Written instruction: Quote the records that follow in full and exactly; leave out the pictures.

Listed entries:

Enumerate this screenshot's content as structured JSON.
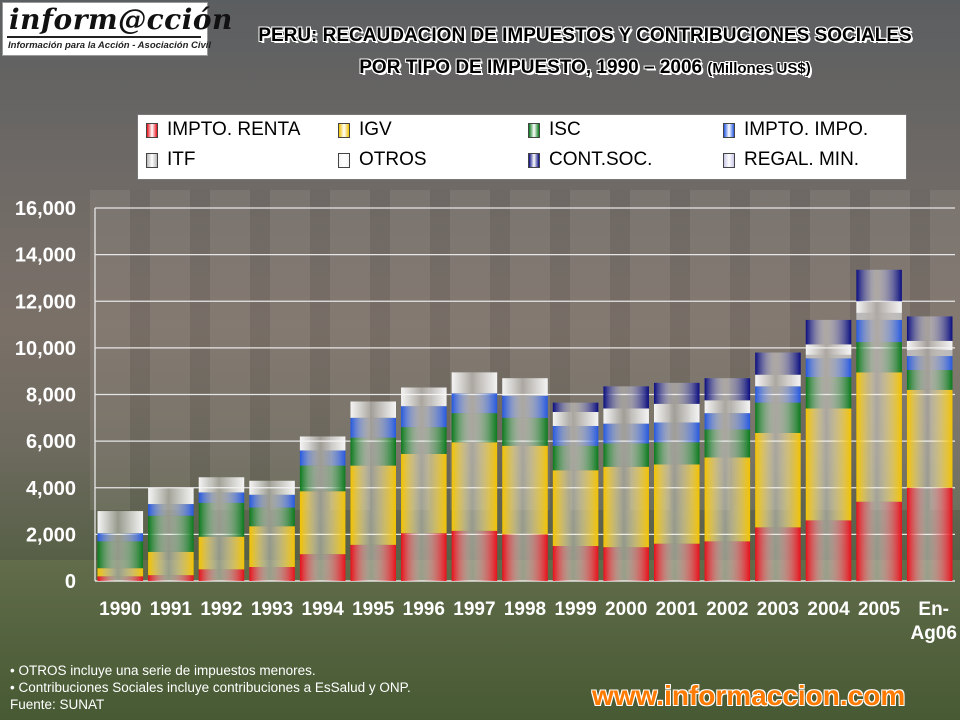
{
  "logo": {
    "brand": "inform@cción",
    "tagline": "Información para la Acción - Asociación Civil"
  },
  "title": {
    "line1": "PERU: RECAUDACION DE IMPUESTOS Y CONTRIBUCIONES SOCIALES",
    "line2": "POR TIPO DE IMPUESTO, 1990 – 2006",
    "unit": "(Millones US$)"
  },
  "notes": {
    "note1": "• OTROS incluye una serie de impuestos menores.",
    "note2": "•   Contribuciones Sociales incluye contribuciones a EsSalud y ONP.",
    "source": "Fuente:  SUNAT"
  },
  "website": "www.informaccion.com",
  "chart_data": {
    "type": "bar",
    "stacked": true,
    "categories": [
      "1990",
      "1991",
      "1992",
      "1993",
      "1994",
      "1995",
      "1996",
      "1997",
      "1998",
      "1999",
      "2000",
      "2001",
      "2002",
      "2003",
      "2004",
      "2005",
      "En-Ag06"
    ],
    "ylim": [
      0,
      16000
    ],
    "yticks": [
      "0",
      "2,000",
      "4,000",
      "6,000",
      "8,000",
      "10,000",
      "12,000",
      "14,000",
      "16,000"
    ],
    "grid": true,
    "legend_position": "top",
    "series": [
      {
        "name": "IMPTO. RENTA",
        "color": "#e8101a",
        "values": [
          200,
          250,
          500,
          600,
          1150,
          1550,
          2050,
          2150,
          2000,
          1500,
          1450,
          1600,
          1700,
          2300,
          2600,
          3400,
          4000
        ]
      },
      {
        "name": "IGV",
        "color": "#f2c200",
        "values": [
          350,
          1000,
          1400,
          1750,
          2700,
          3400,
          3400,
          3800,
          3800,
          3250,
          3450,
          3400,
          3600,
          4050,
          4800,
          5550,
          4200
        ]
      },
      {
        "name": "ISC",
        "color": "#0a7a1c",
        "values": [
          1150,
          1550,
          1450,
          800,
          1100,
          1200,
          1150,
          1250,
          1200,
          1050,
          1000,
          950,
          1200,
          1300,
          1350,
          1300,
          850
        ]
      },
      {
        "name": "IMPTO. IMPO.",
        "color": "#2558e0",
        "values": [
          350,
          500,
          450,
          550,
          650,
          850,
          900,
          850,
          950,
          850,
          850,
          850,
          700,
          700,
          800,
          950,
          600
        ]
      },
      {
        "name": "ITF",
        "color": "#b8b8b8",
        "values": [
          0,
          0,
          0,
          0,
          0,
          0,
          0,
          0,
          0,
          0,
          0,
          0,
          0,
          0,
          150,
          300,
          250
        ]
      },
      {
        "name": "OTROS",
        "color": "#f4f4f4",
        "values": [
          950,
          700,
          650,
          600,
          600,
          700,
          800,
          900,
          750,
          600,
          650,
          800,
          550,
          500,
          450,
          500,
          400
        ]
      },
      {
        "name": "CONT.SOC.",
        "color": "#0a0d80",
        "values": [
          0,
          0,
          0,
          0,
          0,
          0,
          0,
          0,
          0,
          400,
          950,
          900,
          950,
          950,
          1050,
          1350,
          1050
        ]
      },
      {
        "name": "REGAL. MIN.",
        "color": "#c8c8e8",
        "values": [
          0,
          0,
          0,
          0,
          0,
          0,
          0,
          0,
          0,
          0,
          0,
          0,
          0,
          0,
          0,
          0,
          0
        ]
      }
    ]
  }
}
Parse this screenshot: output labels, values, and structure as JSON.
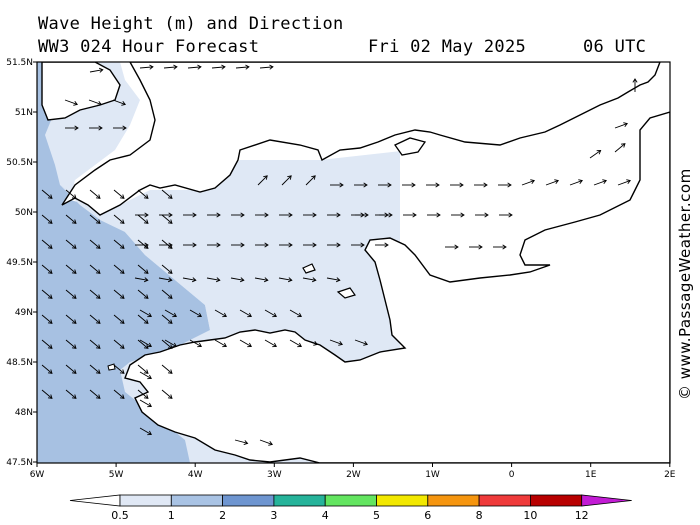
{
  "header": {
    "line1": "Wave Height (m) and Direction",
    "model": "WW3 024 Hour Forecast",
    "date": "Fri 02 May 2025",
    "time": "06 UTC"
  },
  "credit": "© www.PassageWeather.com",
  "axes": {
    "lat_labels": [
      "51.5N",
      "51N",
      "50.5N",
      "50N",
      "49.5N",
      "49N",
      "48.5N",
      "48N",
      "47.5N"
    ],
    "lon_labels": [
      "6W",
      "5W",
      "4W",
      "3W",
      "2W",
      "1W",
      "0",
      "1E",
      "2E"
    ]
  },
  "legend": {
    "breaks": [
      "0.5",
      "1",
      "2",
      "3",
      "4",
      "5",
      "6",
      "8",
      "10",
      "12"
    ],
    "colors": [
      "#e0e8f5",
      "#a9c3e4",
      "#6e95d0",
      "#26b39a",
      "#63e560",
      "#f2e800",
      "#f5950f",
      "#ef3b3b",
      "#b80000",
      "#c21cd4"
    ]
  },
  "colors": {
    "calm": "#dfe8f5",
    "light": "#a7c1e2",
    "land": "#ffffff",
    "coast": "#000000"
  }
}
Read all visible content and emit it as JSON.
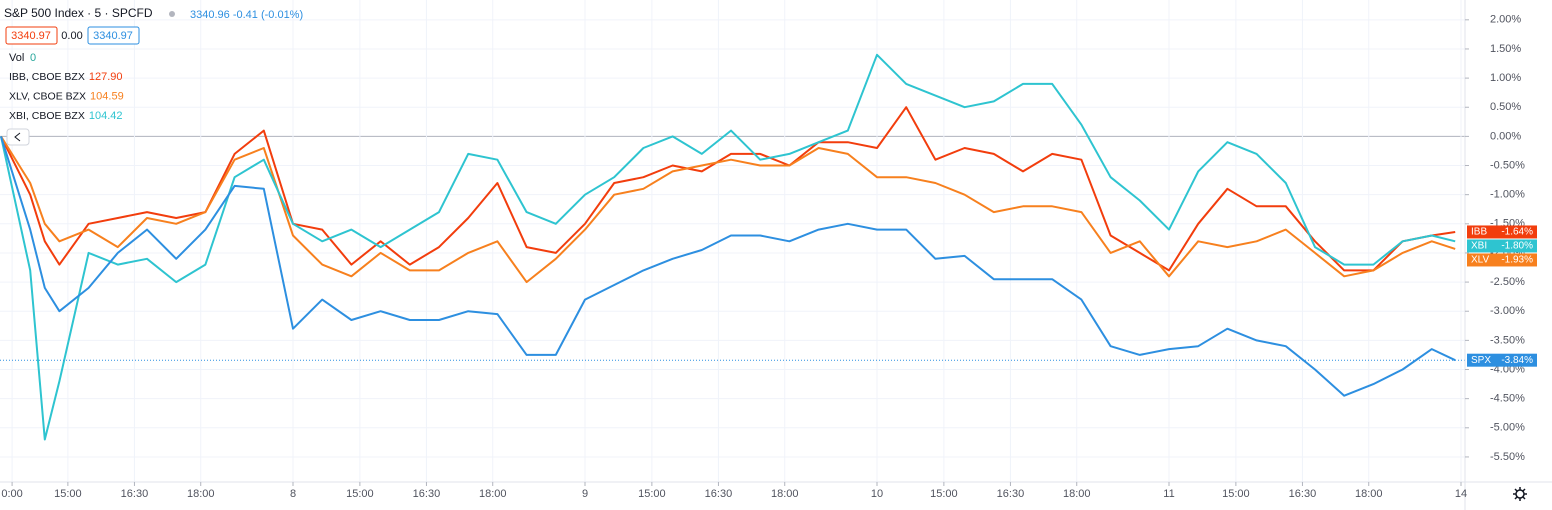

Answer in full:
Enumerate this screenshot's content as structured JSON.
{
  "logo": {
    "brand": "inform@cción",
    "tagline": "Información para la Acción - Asociación Civil"
  },
  "title": {
    "line1": "PERU: RECAUDACION DE IMPUESTOS Y CONTRIBUCIONES SOCIALES",
    "line2": "POR TIPO DE IMPUESTO, 1990 – 2006",
    "unit": "(Millones US$)"
  },
  "notes": {
    "note1": "• OTROS incluye una serie de impuestos menores.",
    "note2": "•   Contribuciones Sociales incluye contribuciones a EsSalud y ONP.",
    "source": "Fuente:  SUNAT"
  },
  "website": "www.informaccion.com",
  "chart_data": {
    "type": "bar",
    "stacked": true,
    "categories": [
      "1990",
      "1991",
      "1992",
      "1993",
      "1994",
      "1995",
      "1996",
      "1997",
      "1998",
      "1999",
      "2000",
      "2001",
      "2002",
      "2003",
      "2004",
      "2005",
      "En-Ag06"
    ],
    "ylim": [
      0,
      16000
    ],
    "yticks": [
      "0",
      "2,000",
      "4,000",
      "6,000",
      "8,000",
      "10,000",
      "12,000",
      "14,000",
      "16,000"
    ],
    "grid": true,
    "legend_position": "top",
    "series": [
      {
        "name": "IMPTO. RENTA",
        "color": "#e8101a",
        "values": [
          200,
          250,
          500,
          600,
          1150,
          1550,
          2050,
          2150,
          2000,
          1500,
          1450,
          1600,
          1700,
          2300,
          2600,
          3400,
          4000
        ]
      },
      {
        "name": "IGV",
        "color": "#f2c200",
        "values": [
          350,
          1000,
          1400,
          1750,
          2700,
          3400,
          3400,
          3800,
          3800,
          3250,
          3450,
          3400,
          3600,
          4050,
          4800,
          5550,
          4200
        ]
      },
      {
        "name": "ISC",
        "color": "#0a7a1c",
        "values": [
          1150,
          1550,
          1450,
          800,
          1100,
          1200,
          1150,
          1250,
          1200,
          1050,
          1000,
          950,
          1200,
          1300,
          1350,
          1300,
          850
        ]
      },
      {
        "name": "IMPTO. IMPO.",
        "color": "#2558e0",
        "values": [
          350,
          500,
          450,
          550,
          650,
          850,
          900,
          850,
          950,
          850,
          850,
          850,
          700,
          700,
          800,
          950,
          600
        ]
      },
      {
        "name": "ITF",
        "color": "#b8b8b8",
        "values": [
          0,
          0,
          0,
          0,
          0,
          0,
          0,
          0,
          0,
          0,
          0,
          0,
          0,
          0,
          150,
          300,
          250
        ]
      },
      {
        "name": "OTROS",
        "color": "#f4f4f4",
        "values": [
          950,
          700,
          650,
          600,
          600,
          700,
          800,
          900,
          750,
          600,
          650,
          800,
          550,
          500,
          450,
          500,
          400
        ]
      },
      {
        "name": "CONT.SOC.",
        "color": "#0a0d80",
        "values": [
          0,
          0,
          0,
          0,
          0,
          0,
          0,
          0,
          0,
          400,
          950,
          900,
          950,
          950,
          1050,
          1350,
          1050
        ]
      },
      {
        "name": "REGAL. MIN.",
        "color": "#c8c8e8",
        "values": [
          0,
          0,
          0,
          0,
          0,
          0,
          0,
          0,
          0,
          0,
          0,
          0,
          0,
          0,
          0,
          0,
          0
        ]
      }
    ]
  }
}
Parse this screenshot: output labels, values, and structure as JSON.
{
  "header": {
    "line1": "Wave Height (m) and Direction",
    "model": "WW3 024 Hour Forecast",
    "date": "Fri 02 May 2025",
    "time": "06 UTC"
  },
  "credit": "© www.PassageWeather.com",
  "axes": {
    "lat_labels": [
      "51.5N",
      "51N",
      "50.5N",
      "50N",
      "49.5N",
      "49N",
      "48.5N",
      "48N",
      "47.5N"
    ],
    "lon_labels": [
      "6W",
      "5W",
      "4W",
      "3W",
      "2W",
      "1W",
      "0",
      "1E",
      "2E"
    ]
  },
  "legend": {
    "breaks": [
      "0.5",
      "1",
      "2",
      "3",
      "4",
      "5",
      "6",
      "8",
      "10",
      "12"
    ],
    "colors": [
      "#e0e8f5",
      "#a9c3e4",
      "#6e95d0",
      "#26b39a",
      "#63e560",
      "#f2e800",
      "#f5950f",
      "#ef3b3b",
      "#b80000",
      "#c21cd4"
    ]
  },
  "colors": {
    "calm": "#dfe8f5",
    "light": "#a7c1e2",
    "land": "#ffffff",
    "coast": "#000000"
  }
}
Read all visible content and emit it as JSON.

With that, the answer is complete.